— start of Dataset excerpts —

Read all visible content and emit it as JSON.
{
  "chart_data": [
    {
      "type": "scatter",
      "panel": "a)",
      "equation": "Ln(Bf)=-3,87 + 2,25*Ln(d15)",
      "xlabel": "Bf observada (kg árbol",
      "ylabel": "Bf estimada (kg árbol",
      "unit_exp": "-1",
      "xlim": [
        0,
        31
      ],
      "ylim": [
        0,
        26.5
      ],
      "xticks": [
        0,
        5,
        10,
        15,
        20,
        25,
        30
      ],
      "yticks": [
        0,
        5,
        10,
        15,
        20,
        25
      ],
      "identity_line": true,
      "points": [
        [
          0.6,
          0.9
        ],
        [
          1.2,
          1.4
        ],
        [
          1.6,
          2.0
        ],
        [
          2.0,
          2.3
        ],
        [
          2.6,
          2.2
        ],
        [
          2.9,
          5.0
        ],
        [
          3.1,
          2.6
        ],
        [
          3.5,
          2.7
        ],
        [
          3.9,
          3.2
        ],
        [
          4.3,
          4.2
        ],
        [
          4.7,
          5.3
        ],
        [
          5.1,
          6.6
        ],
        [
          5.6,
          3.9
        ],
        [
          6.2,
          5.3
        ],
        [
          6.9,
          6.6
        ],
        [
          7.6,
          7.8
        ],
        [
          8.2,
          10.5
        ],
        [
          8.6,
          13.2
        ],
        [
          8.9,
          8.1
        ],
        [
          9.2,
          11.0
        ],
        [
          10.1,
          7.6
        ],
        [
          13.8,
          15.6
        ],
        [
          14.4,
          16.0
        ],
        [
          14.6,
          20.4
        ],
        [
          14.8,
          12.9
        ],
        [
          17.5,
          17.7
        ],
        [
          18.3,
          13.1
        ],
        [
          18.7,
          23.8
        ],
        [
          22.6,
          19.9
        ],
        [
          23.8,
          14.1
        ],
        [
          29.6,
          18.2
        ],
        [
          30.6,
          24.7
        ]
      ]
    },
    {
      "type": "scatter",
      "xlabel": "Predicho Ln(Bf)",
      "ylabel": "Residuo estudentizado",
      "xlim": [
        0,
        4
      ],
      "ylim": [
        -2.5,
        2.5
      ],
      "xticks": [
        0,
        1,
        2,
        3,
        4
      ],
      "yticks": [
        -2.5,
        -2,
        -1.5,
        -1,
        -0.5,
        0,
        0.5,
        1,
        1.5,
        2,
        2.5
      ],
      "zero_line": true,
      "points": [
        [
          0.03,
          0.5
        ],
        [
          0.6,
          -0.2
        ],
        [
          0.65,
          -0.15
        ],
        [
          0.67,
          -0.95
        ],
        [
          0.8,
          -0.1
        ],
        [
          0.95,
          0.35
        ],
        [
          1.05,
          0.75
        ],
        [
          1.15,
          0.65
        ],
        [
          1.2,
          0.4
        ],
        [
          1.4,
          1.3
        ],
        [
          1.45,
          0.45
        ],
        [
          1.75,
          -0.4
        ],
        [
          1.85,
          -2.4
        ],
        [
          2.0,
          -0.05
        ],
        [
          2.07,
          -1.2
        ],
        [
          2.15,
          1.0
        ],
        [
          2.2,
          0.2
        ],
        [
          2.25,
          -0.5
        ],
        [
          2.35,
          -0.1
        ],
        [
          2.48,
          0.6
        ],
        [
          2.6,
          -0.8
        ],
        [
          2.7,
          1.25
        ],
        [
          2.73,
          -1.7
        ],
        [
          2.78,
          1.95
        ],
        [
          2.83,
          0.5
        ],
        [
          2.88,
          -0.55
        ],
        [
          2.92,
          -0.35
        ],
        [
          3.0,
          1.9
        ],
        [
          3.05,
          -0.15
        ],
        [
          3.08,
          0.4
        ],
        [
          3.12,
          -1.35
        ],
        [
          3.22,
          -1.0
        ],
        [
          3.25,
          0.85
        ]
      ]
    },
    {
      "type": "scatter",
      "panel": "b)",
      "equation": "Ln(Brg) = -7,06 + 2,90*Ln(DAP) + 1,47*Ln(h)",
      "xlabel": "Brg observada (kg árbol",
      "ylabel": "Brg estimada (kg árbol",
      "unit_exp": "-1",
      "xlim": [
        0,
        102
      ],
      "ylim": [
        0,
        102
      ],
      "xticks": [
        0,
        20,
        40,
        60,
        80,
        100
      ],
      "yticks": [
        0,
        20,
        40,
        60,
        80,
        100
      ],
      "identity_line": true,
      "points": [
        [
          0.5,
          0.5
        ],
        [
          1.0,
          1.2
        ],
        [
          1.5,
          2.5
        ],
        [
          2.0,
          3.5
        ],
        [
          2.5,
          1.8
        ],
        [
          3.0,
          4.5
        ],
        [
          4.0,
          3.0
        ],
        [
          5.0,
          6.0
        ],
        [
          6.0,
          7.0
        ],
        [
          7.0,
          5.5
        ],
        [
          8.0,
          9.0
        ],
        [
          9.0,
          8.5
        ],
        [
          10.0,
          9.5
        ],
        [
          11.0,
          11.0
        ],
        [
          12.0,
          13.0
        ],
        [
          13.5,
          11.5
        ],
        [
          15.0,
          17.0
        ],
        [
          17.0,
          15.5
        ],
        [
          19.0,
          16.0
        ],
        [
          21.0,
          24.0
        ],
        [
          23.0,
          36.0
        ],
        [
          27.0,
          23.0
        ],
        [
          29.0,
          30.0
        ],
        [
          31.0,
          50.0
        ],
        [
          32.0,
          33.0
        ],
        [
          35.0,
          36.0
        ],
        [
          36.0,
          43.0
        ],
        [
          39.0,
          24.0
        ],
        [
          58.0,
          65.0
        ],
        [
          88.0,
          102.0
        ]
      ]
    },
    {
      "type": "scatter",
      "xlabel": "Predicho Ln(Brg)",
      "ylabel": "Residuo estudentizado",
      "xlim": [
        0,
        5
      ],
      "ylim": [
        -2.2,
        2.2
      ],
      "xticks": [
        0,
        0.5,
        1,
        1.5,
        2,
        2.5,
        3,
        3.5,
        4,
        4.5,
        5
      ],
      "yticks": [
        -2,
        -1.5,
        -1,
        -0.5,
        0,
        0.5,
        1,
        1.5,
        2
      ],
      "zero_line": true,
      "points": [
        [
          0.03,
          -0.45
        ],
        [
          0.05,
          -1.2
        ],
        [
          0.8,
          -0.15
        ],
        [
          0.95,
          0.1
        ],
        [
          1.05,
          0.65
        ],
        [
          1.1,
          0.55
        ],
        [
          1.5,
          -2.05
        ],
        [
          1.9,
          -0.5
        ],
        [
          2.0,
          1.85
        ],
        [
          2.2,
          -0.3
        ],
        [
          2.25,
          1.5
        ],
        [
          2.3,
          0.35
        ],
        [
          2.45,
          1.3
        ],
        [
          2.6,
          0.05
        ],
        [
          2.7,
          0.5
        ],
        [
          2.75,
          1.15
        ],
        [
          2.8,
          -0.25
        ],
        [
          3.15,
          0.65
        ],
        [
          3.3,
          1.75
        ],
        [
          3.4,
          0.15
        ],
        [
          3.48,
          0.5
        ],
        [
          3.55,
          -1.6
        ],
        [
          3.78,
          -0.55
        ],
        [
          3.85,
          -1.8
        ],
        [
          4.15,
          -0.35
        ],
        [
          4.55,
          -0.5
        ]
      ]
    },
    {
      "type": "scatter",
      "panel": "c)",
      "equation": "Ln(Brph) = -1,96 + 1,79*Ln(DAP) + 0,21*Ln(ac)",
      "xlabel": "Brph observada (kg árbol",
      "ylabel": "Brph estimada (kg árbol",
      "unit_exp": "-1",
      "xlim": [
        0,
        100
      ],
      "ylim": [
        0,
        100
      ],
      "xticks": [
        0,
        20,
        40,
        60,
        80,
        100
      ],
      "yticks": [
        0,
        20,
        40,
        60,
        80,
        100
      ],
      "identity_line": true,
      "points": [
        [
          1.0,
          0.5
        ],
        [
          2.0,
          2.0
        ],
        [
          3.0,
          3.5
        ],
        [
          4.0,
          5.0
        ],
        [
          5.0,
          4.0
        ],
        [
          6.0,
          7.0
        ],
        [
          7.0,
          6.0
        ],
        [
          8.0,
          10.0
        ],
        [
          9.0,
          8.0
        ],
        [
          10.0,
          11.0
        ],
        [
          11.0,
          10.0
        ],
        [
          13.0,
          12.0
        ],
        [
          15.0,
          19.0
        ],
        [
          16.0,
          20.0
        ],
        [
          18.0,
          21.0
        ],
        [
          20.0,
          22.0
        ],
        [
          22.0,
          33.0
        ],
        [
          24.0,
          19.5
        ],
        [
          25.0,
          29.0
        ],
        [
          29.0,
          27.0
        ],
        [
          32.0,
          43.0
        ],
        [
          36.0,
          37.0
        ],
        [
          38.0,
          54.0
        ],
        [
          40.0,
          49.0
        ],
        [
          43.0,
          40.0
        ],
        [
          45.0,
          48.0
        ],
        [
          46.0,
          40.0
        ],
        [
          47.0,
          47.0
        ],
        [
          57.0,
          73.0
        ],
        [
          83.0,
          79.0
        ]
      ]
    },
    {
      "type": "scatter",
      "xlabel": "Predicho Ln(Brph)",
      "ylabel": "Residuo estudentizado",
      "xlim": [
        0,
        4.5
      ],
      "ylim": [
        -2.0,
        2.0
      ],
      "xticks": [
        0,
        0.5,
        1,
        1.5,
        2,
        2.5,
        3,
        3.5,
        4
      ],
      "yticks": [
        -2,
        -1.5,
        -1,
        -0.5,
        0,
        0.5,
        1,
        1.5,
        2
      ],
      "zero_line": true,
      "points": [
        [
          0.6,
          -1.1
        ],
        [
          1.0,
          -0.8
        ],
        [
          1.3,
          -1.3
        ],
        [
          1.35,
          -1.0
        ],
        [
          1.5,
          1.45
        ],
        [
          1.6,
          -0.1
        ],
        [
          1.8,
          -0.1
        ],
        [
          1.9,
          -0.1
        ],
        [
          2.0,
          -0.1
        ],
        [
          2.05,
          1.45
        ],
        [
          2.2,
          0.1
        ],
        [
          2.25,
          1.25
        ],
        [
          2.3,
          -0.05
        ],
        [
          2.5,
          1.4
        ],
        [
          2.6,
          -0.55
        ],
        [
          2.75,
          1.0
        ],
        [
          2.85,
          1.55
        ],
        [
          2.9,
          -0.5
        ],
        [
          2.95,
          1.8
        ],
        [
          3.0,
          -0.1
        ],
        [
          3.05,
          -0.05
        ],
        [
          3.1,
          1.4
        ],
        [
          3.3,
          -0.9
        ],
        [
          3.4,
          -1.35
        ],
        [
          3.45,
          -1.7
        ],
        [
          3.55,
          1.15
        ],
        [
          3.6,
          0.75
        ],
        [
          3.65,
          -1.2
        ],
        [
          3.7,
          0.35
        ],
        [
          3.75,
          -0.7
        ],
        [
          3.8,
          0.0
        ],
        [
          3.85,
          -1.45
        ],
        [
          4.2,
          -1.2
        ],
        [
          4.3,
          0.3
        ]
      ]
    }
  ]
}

— end of Dataset excerpts —

__Exercise description__:
List each line of the entries that holds the string "Predicho".

__Correct response__:
      "xlabel": "Predicho Ln(Bf)",
      "xlabel": "Predicho Ln(Brg)",
      "xlabel": "Predicho Ln(Brph)",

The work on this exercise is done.